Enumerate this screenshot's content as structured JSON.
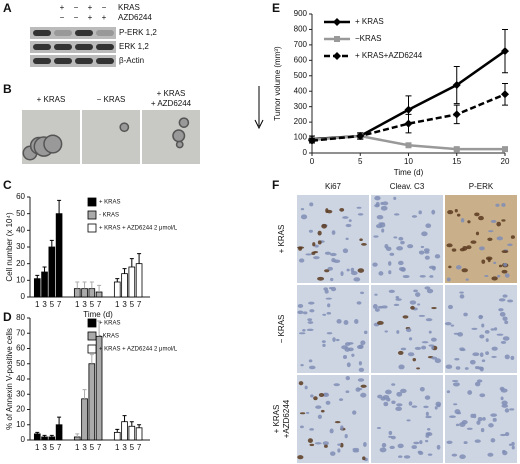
{
  "panels": {
    "A": {
      "label": "A",
      "conditions": [
        {
          "name": "KRAS",
          "signs": [
            "+",
            "−",
            "+",
            "−"
          ]
        },
        {
          "name": "AZD6244",
          "signs": [
            "−",
            "−",
            "+",
            "+"
          ]
        }
      ],
      "blots": [
        "P-ERK 1,2",
        "ERK 1,2",
        "β-Actin"
      ]
    },
    "B": {
      "label": "B",
      "columns": [
        [
          "+ KRAS"
        ],
        [
          "− KRAS"
        ],
        [
          "+ KRAS",
          "+ AZD6244"
        ]
      ]
    },
    "F": {
      "label": "F",
      "columns": [
        "Ki67",
        "Cleav. C3",
        "P-ERK"
      ],
      "rows": [
        [
          "+ KRAS"
        ],
        [
          "− KRAS"
        ],
        [
          "+ KRAS",
          "+AZD6244"
        ]
      ]
    }
  },
  "chart_data": [
    {
      "type": "line",
      "label": "E",
      "ylabel": "Tumor volume (mm³)",
      "xlabel": "Time (d)",
      "x": [
        0,
        5,
        10,
        15,
        20
      ],
      "xlim": [
        0,
        20
      ],
      "xticks": [
        0,
        5,
        10,
        15,
        20
      ],
      "ylim": [
        0,
        900
      ],
      "yticks": [
        0,
        100,
        200,
        300,
        400,
        500,
        600,
        700,
        800,
        900
      ],
      "legend": "upper left",
      "series": [
        {
          "name": "+ KRAS",
          "color": "#000000",
          "marker": "diamond",
          "dashed": false,
          "values": [
            90,
            110,
            280,
            440,
            660
          ],
          "errors": [
            20,
            20,
            90,
            120,
            140
          ]
        },
        {
          "name": "−KRAS",
          "color": "#999999",
          "marker": "square",
          "dashed": false,
          "values": [
            85,
            110,
            50,
            25,
            25
          ],
          "errors": [
            10,
            15,
            10,
            8,
            8
          ]
        },
        {
          "name": "+ KRAS+AZD6244",
          "color": "#000000",
          "marker": "diamond",
          "dashed": true,
          "values": [
            80,
            110,
            190,
            250,
            380
          ],
          "errors": [
            15,
            20,
            60,
            60,
            70
          ]
        }
      ]
    },
    {
      "type": "bar",
      "label": "C",
      "ylabel": "Cell number (x 10⁴)",
      "xlabel": "Time (d)",
      "categories": [
        "1",
        "3",
        "5",
        "7"
      ],
      "ylim": [
        0,
        60
      ],
      "yticks": [
        0,
        10,
        20,
        30,
        40,
        50,
        60
      ],
      "legend": "upper right",
      "series": [
        {
          "name": "+ KRAS",
          "color": "#000000",
          "values": [
            11,
            15,
            30,
            50
          ],
          "errors": [
            2,
            3,
            4,
            8
          ]
        },
        {
          "name": "- KRAS",
          "color": "#aaaaaa",
          "values": [
            5,
            5,
            5,
            3
          ],
          "errors": [
            4,
            4,
            4,
            4
          ]
        },
        {
          "name": "+ KRAS + AZD6244 2 μmol/L",
          "color": "#ffffff",
          "values": [
            9,
            14,
            18,
            20
          ],
          "errors": [
            2,
            3,
            5,
            6
          ]
        }
      ]
    },
    {
      "type": "bar",
      "label": "D",
      "ylabel": "% of Annexin V-positive cells",
      "categories": [
        "1",
        "3",
        "5",
        "7"
      ],
      "ylim": [
        0,
        80
      ],
      "yticks": [
        0,
        10,
        20,
        30,
        40,
        50,
        60,
        70,
        80
      ],
      "legend": "upper right",
      "series": [
        {
          "name": "+ KRAS",
          "color": "#000000",
          "values": [
            4,
            2,
            2,
            10
          ],
          "errors": [
            1,
            1,
            1,
            5
          ]
        },
        {
          "name": "- KRAS",
          "color": "#aaaaaa",
          "values": [
            2,
            27,
            50,
            68
          ],
          "errors": [
            2,
            6,
            6,
            10
          ]
        },
        {
          "name": "+ KRAS + AZD6244 2 μmol/L",
          "color": "#ffffff",
          "values": [
            5,
            12,
            9,
            8
          ],
          "errors": [
            2,
            4,
            3,
            2
          ]
        }
      ]
    }
  ]
}
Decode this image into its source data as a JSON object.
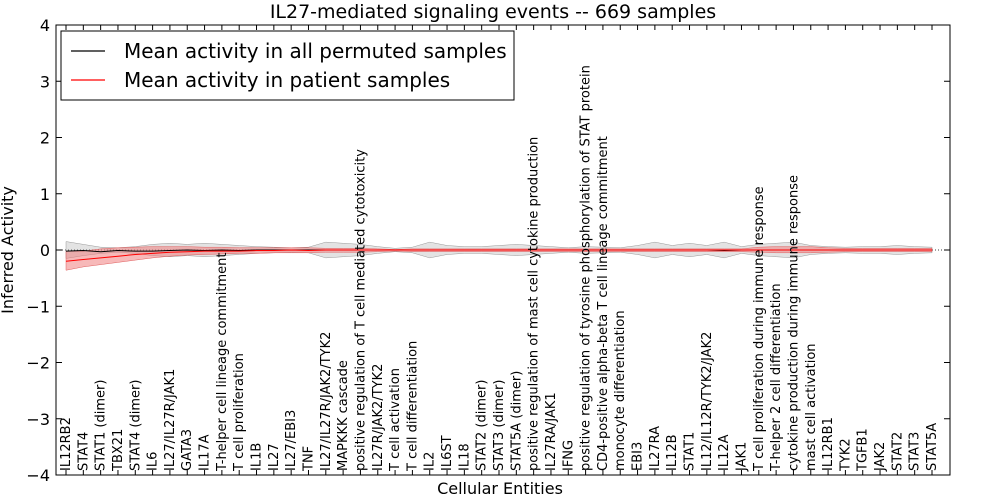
{
  "chart_data": {
    "type": "line",
    "title": "IL27-mediated signaling events -- 669 samples",
    "xlabel": "Cellular Entities",
    "ylabel": "Inferred Activity",
    "ylim": [
      -4,
      4
    ],
    "yticks": [
      -4,
      -3,
      -2,
      -1,
      0,
      1,
      2,
      3,
      4
    ],
    "ytick_labels": [
      "−4",
      "−3",
      "−2",
      "−1",
      "0",
      "1",
      "2",
      "3",
      "4"
    ],
    "grid": false,
    "legend_position": "top-left",
    "categories": [
      "IL12RB2",
      "STAT4",
      "STAT1 (dimer)",
      "TBX21",
      "STAT4 (dimer)",
      "IL6",
      "IL27/IL27R/JAK1",
      "GATA3",
      "IL17A",
      "T-helper cell lineage commitment",
      "T cell proliferation",
      "IL1B",
      "IL27",
      "IL27/EBI3",
      "TNF",
      "IL27/IL27R/JAK2/TYK2",
      "MAPKKK cascade",
      "positive regulation of T cell mediated cytotoxicity",
      "IL27R/JAK2/TYK2",
      "T cell activation",
      "T cell differentiation",
      "IL2",
      "IL6ST",
      "IL18",
      "STAT2 (dimer)",
      "STAT3 (dimer)",
      "STAT5A (dimer)",
      "positive regulation of mast cell cytokine production",
      "IL27RA/JAK1",
      "IFNG",
      "positive regulation of tyrosine phosphorylation of STAT protein",
      "CD4-positive alpha-beta T cell lineage commitment",
      "monocyte differentiation",
      "EBI3",
      "IL27RA",
      "IL12B",
      "STAT1",
      "IL12/IL12R/TYK2/JAK2",
      "IL12A",
      "JAK1",
      "T cell proliferation during immune response",
      "T-helper 2 cell differentiation",
      "cytokine production during immune response",
      "mast cell activation",
      "IL12RB1",
      "TYK2",
      "TGFB1",
      "JAK2",
      "STAT2",
      "STAT3",
      "STAT5A"
    ],
    "series": [
      {
        "name": "Mean activity in all permuted samples",
        "color": "#000000",
        "values": [
          -0.02,
          -0.01,
          -0.03,
          -0.01,
          -0.02,
          -0.02,
          -0.01,
          0.0,
          -0.01,
          0.0,
          -0.01,
          0.0,
          0.0,
          0.0,
          0.0,
          0.0,
          0.0,
          0.0,
          0.0,
          0.0,
          0.0,
          0.0,
          0.0,
          0.0,
          0.0,
          0.0,
          0.0,
          0.0,
          0.0,
          0.0,
          0.0,
          0.0,
          0.0,
          0.0,
          0.0,
          0.0,
          0.0,
          0.0,
          -0.01,
          0.0,
          0.0,
          0.0,
          0.0,
          0.0,
          0.0,
          0.0,
          0.0,
          0.0,
          0.0,
          0.0,
          0.0
        ],
        "band_upper": [
          0.15,
          0.1,
          0.05,
          0.04,
          0.06,
          0.1,
          0.12,
          0.1,
          0.12,
          0.1,
          0.08,
          0.06,
          0.05,
          0.04,
          0.05,
          0.14,
          0.12,
          0.1,
          0.06,
          0.03,
          0.05,
          0.14,
          0.08,
          0.06,
          0.06,
          0.08,
          0.1,
          0.08,
          0.06,
          0.04,
          0.06,
          0.05,
          0.04,
          0.08,
          0.14,
          0.08,
          0.12,
          0.08,
          0.14,
          0.06,
          0.1,
          0.12,
          0.14,
          0.08,
          0.06,
          0.05,
          0.06,
          0.06,
          0.08,
          0.06,
          0.05
        ],
        "band_lower": [
          -0.15,
          -0.1,
          -0.06,
          -0.04,
          -0.06,
          -0.1,
          -0.12,
          -0.1,
          -0.12,
          -0.1,
          -0.08,
          -0.06,
          -0.05,
          -0.04,
          -0.05,
          -0.14,
          -0.12,
          -0.1,
          -0.06,
          -0.03,
          -0.05,
          -0.14,
          -0.08,
          -0.06,
          -0.06,
          -0.08,
          -0.1,
          -0.08,
          -0.06,
          -0.04,
          -0.06,
          -0.05,
          -0.04,
          -0.08,
          -0.14,
          -0.08,
          -0.12,
          -0.08,
          -0.14,
          -0.06,
          -0.1,
          -0.12,
          -0.14,
          -0.08,
          -0.06,
          -0.05,
          -0.06,
          -0.06,
          -0.08,
          -0.06,
          -0.05
        ]
      },
      {
        "name": "Mean activity in patient samples",
        "color": "#ff0000",
        "band_color": "#f08080",
        "values": [
          -0.2,
          -0.17,
          -0.14,
          -0.11,
          -0.08,
          -0.06,
          -0.04,
          -0.03,
          -0.02,
          -0.02,
          -0.02,
          -0.01,
          -0.01,
          0.0,
          -0.01,
          0.0,
          0.0,
          0.0,
          0.0,
          0.0,
          0.0,
          0.0,
          0.0,
          0.0,
          0.0,
          0.0,
          0.0,
          0.0,
          0.0,
          0.0,
          0.0,
          0.0,
          0.0,
          0.0,
          0.0,
          0.0,
          0.0,
          0.0,
          0.0,
          0.0,
          0.0,
          0.0,
          0.0,
          0.0,
          0.0,
          0.0,
          0.0,
          0.0,
          0.0,
          0.0,
          0.0
        ],
        "band_upper": [
          -0.02,
          -0.02,
          0.02,
          0.04,
          0.05,
          0.06,
          0.06,
          0.06,
          0.05,
          0.05,
          0.04,
          0.04,
          0.04,
          0.04,
          0.04,
          0.03,
          0.03,
          0.03,
          0.02,
          0.01,
          0.02,
          0.02,
          0.02,
          0.02,
          0.02,
          0.02,
          0.02,
          0.02,
          0.02,
          0.02,
          0.02,
          0.02,
          0.02,
          0.02,
          0.02,
          0.02,
          0.02,
          0.02,
          0.02,
          0.02,
          0.05,
          0.06,
          0.06,
          0.06,
          0.04,
          0.03,
          0.03,
          0.03,
          0.03,
          0.03,
          0.03
        ],
        "band_lower": [
          -0.36,
          -0.3,
          -0.26,
          -0.22,
          -0.18,
          -0.14,
          -0.11,
          -0.09,
          -0.08,
          -0.07,
          -0.06,
          -0.06,
          -0.05,
          -0.05,
          -0.05,
          -0.04,
          -0.04,
          -0.04,
          -0.03,
          -0.02,
          -0.03,
          -0.03,
          -0.03,
          -0.03,
          -0.03,
          -0.03,
          -0.03,
          -0.03,
          -0.03,
          -0.03,
          -0.03,
          -0.03,
          -0.03,
          -0.03,
          -0.03,
          -0.03,
          -0.03,
          -0.03,
          -0.03,
          -0.03,
          -0.04,
          -0.05,
          -0.05,
          -0.05,
          -0.04,
          -0.03,
          -0.03,
          -0.03,
          -0.03,
          -0.03,
          -0.03
        ]
      }
    ]
  }
}
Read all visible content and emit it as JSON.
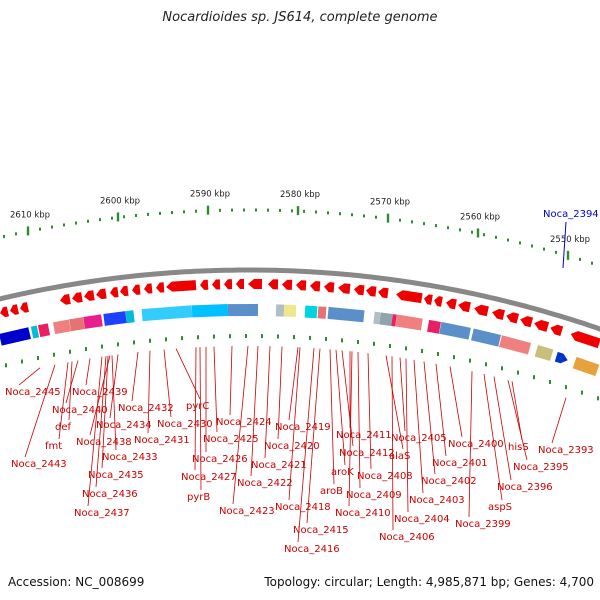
{
  "title": "Nocardioides sp. JS614, complete genome",
  "footer": {
    "accession": "Accession: NC_008699",
    "summary": "Topology: circular; Length: 4,985,871 bp; Genes: 4,700"
  },
  "colors": {
    "gene_red": "#ee0000",
    "label_red": "#cc0000",
    "highlight_blue": "#0000cc",
    "backbone": "#888888",
    "tick_green": "#2e8b2e"
  },
  "scale": {
    "ticks": [
      {
        "label": "2610 kbp"
      },
      {
        "label": "2600 kbp"
      },
      {
        "label": "2590 kbp"
      },
      {
        "label": "2580 kbp"
      },
      {
        "label": "2570 kbp"
      },
      {
        "label": "2560 kbp"
      },
      {
        "label": "2550 kbp"
      }
    ]
  },
  "highlight_gene": "Noca_2394",
  "gene_labels": [
    "Noca_2445",
    "Noca_2443",
    "fmt",
    "def",
    "Noca_2440",
    "Noca_2439",
    "Noca_2438",
    "Noca_2437",
    "Noca_2436",
    "Noca_2435",
    "Noca_2434",
    "Noca_2433",
    "Noca_2432",
    "Noca_2431",
    "Noca_2430",
    "pyrC",
    "Noca_2427",
    "pyrB",
    "Noca_2426",
    "Noca_2425",
    "Noca_2424",
    "Noca_2423",
    "Noca_2422",
    "Noca_2421",
    "Noca_2420",
    "Noca_2419",
    "Noca_2418",
    "Noca_2416",
    "Noca_2415",
    "aroB",
    "aroK",
    "Noca_2412",
    "Noca_2411",
    "Noca_2410",
    "Noca_2409",
    "Noca_2408",
    "alaS",
    "Noca_2406",
    "Noca_2405",
    "Noca_2404",
    "Noca_2403",
    "Noca_2402",
    "Noca_2401",
    "Noca_2400",
    "Noca_2399",
    "aspS",
    "Noca_2396",
    "Noca_2395",
    "hisS",
    "Noca_2393"
  ]
}
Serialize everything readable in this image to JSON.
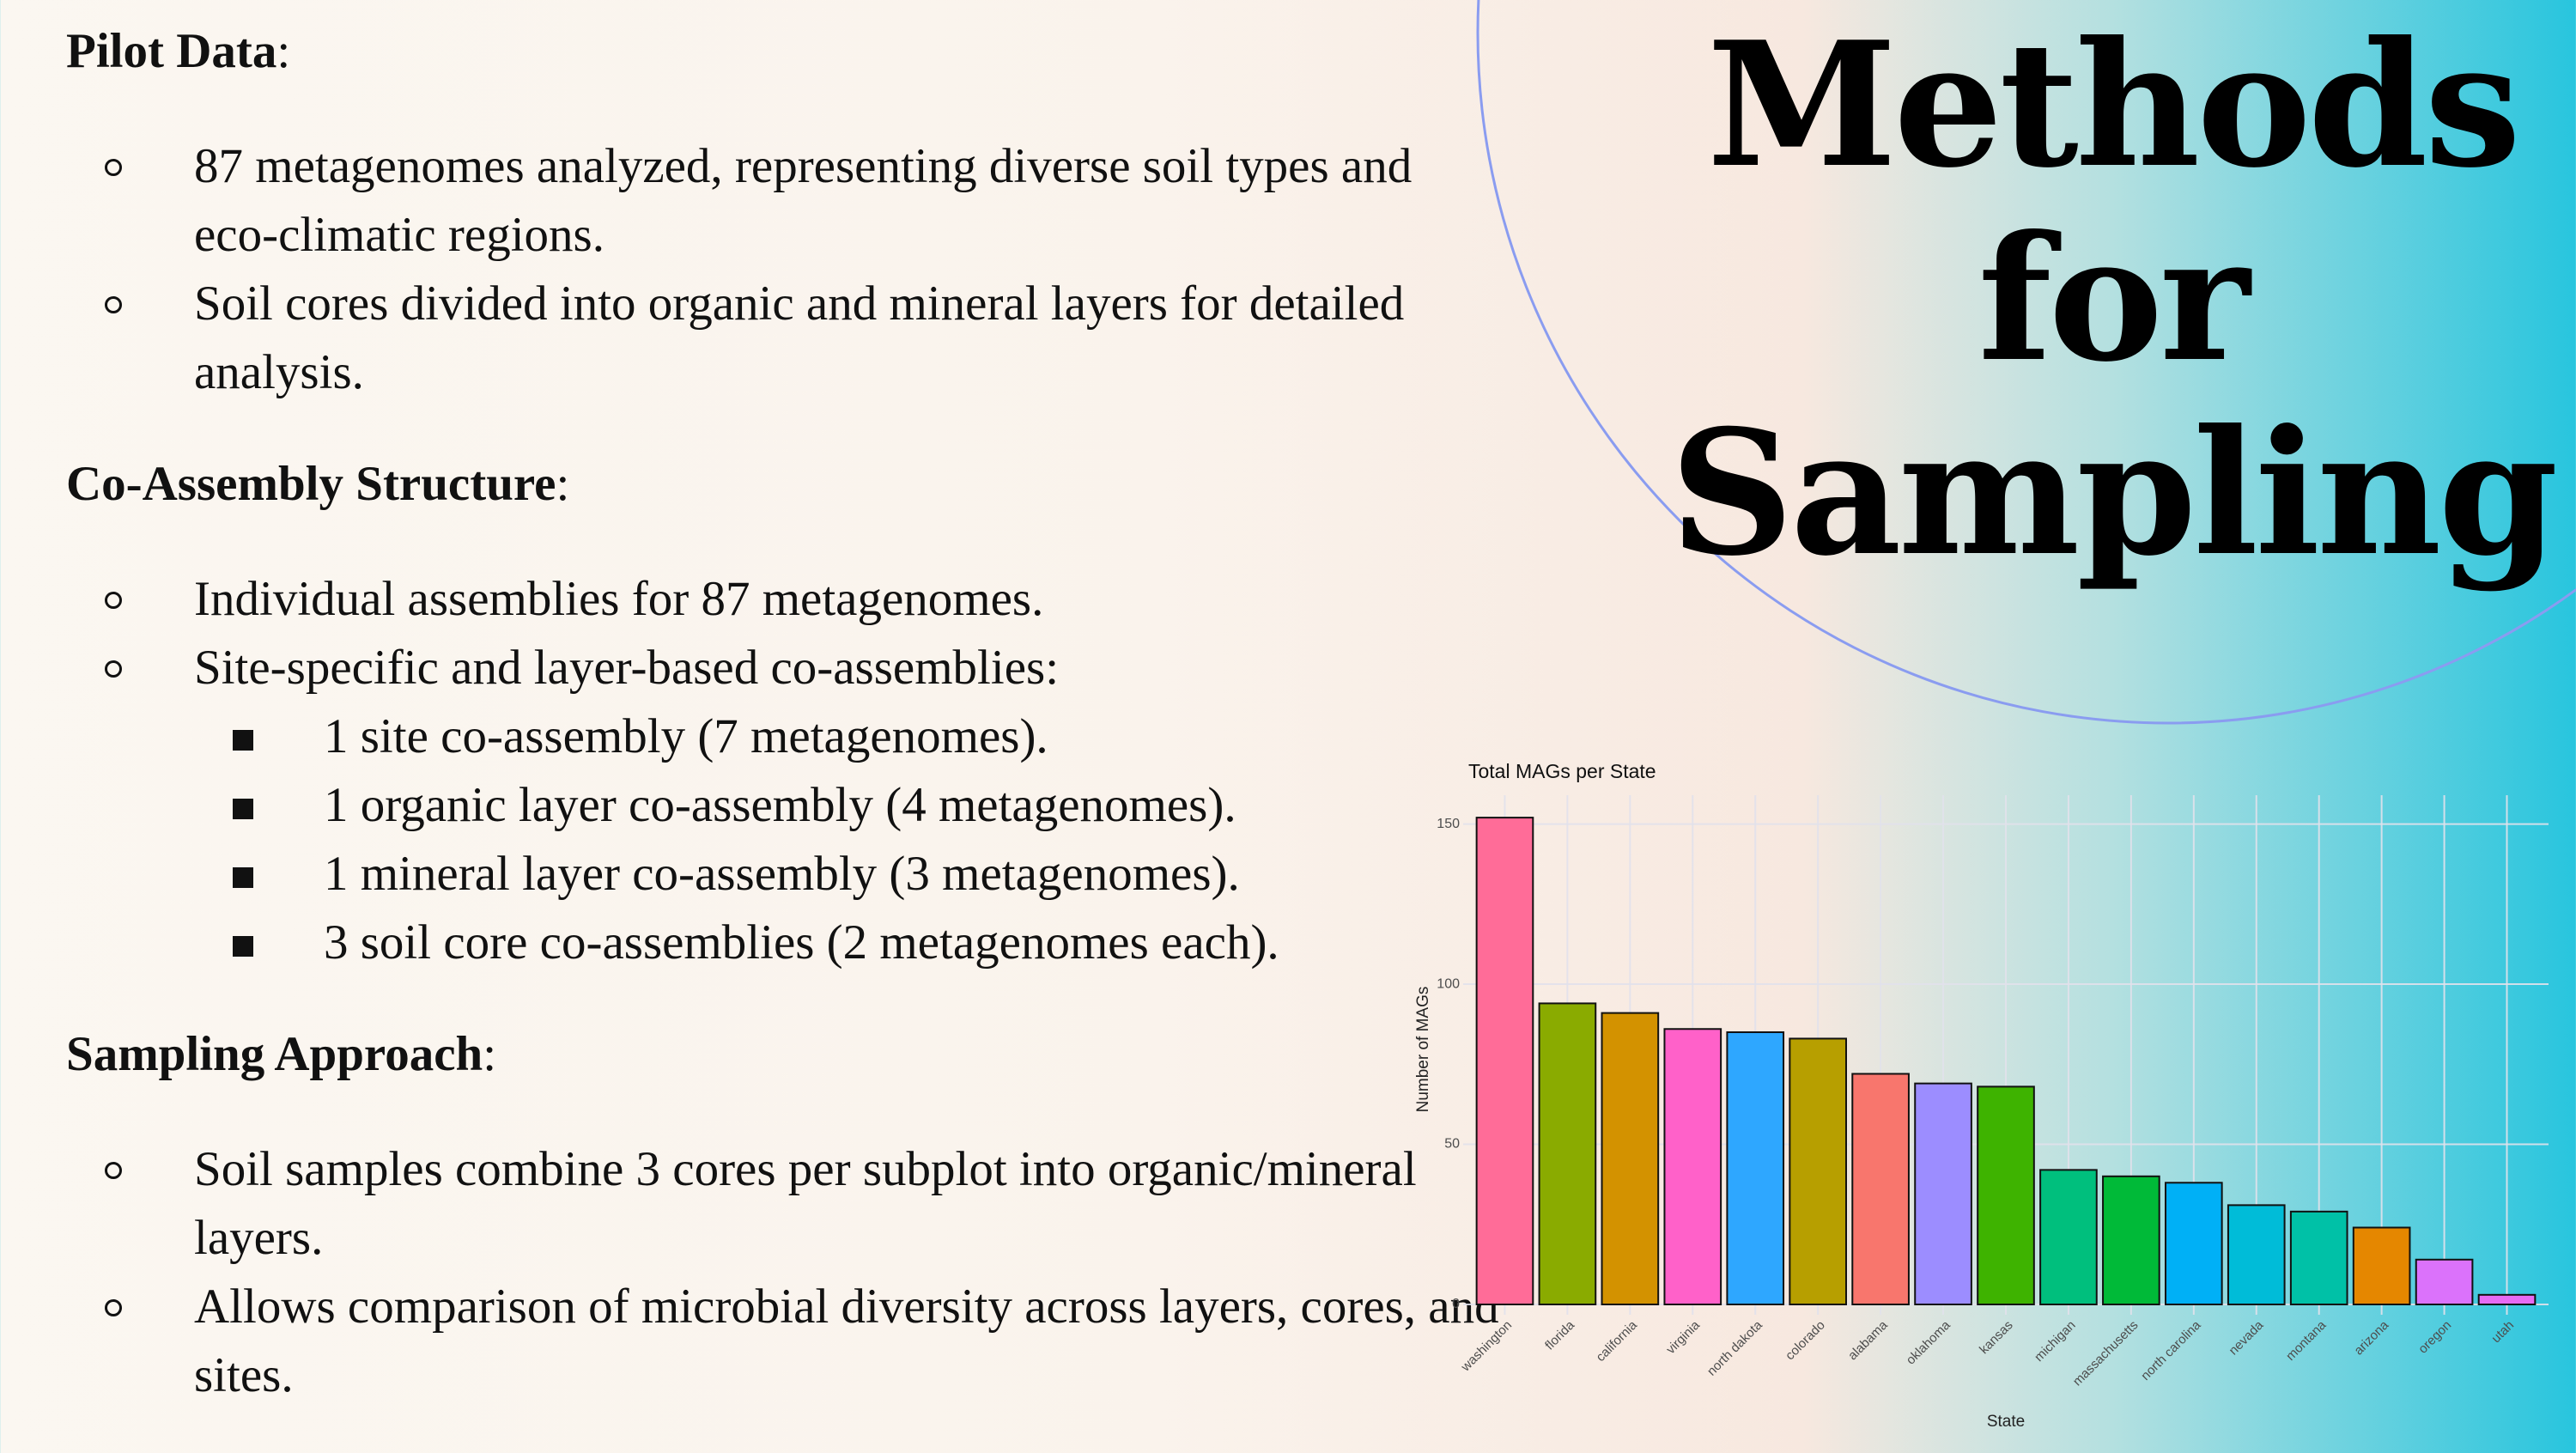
{
  "title_lines": [
    "Methods",
    "for",
    "Sampling"
  ],
  "sections": [
    {
      "heading": "Pilot Data",
      "suffix": ":",
      "items": [
        {
          "text": "87 metagenomes analyzed, representing diverse soil types and eco-climatic regions."
        },
        {
          "text": "Soil cores divided into organic and mineral layers for detailed analysis."
        }
      ]
    },
    {
      "heading": "Co-Assembly Structure",
      "suffix": ":",
      "items": [
        {
          "text": "Individual assemblies for 87 metagenomes."
        },
        {
          "text": "Site-specific and layer-based co-assemblies:",
          "subitems": [
            "1 site co-assembly (7 metagenomes).",
            "1 organic layer co-assembly (4 metagenomes).",
            "1 mineral layer co-assembly (3 metagenomes).",
            "3 soil core co-assemblies (2 metagenomes each)."
          ]
        }
      ]
    },
    {
      "heading": "Sampling Approach",
      "suffix": ":",
      "items": [
        {
          "text": "Soil samples combine 3 cores per subplot into organic/mineral layers."
        },
        {
          "text": "Allows comparison of microbial diversity across layers, cores, and sites."
        }
      ]
    }
  ],
  "chart_data": {
    "type": "bar",
    "title": "Total MAGs per State",
    "x_label": "State",
    "y_label": "Number of MAGs",
    "categories": [
      "washington",
      "florida",
      "california",
      "virginia",
      "north dakota",
      "colorado",
      "alabama",
      "oklahoma",
      "kansas",
      "michigan",
      "massachusetts",
      "north carolina",
      "nevada",
      "montana",
      "arizona",
      "oregon",
      "utah"
    ],
    "values": [
      152,
      94,
      91,
      86,
      85,
      83,
      72,
      69,
      68,
      42,
      40,
      38,
      31,
      29,
      24,
      14,
      3
    ],
    "colors": [
      "#FF6C98",
      "#8AAB00",
      "#D39200",
      "#FF61C9",
      "#2EA7FF",
      "#B79F00",
      "#F8766D",
      "#9C8DFF",
      "#3EB300",
      "#00BF7D",
      "#00BA38",
      "#00B0F6",
      "#00BCD8",
      "#00C1A7",
      "#E58700",
      "#DB72FB",
      "#E76BF3"
    ],
    "ylim": [
      0,
      159
    ],
    "yticks": [
      0,
      50,
      100,
      150
    ],
    "grid": true
  }
}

+===+

Exercise goal:
Whenever the string "content" shows up in a line of the records, that line counts; state how many lines count, and only that.

Response box:
2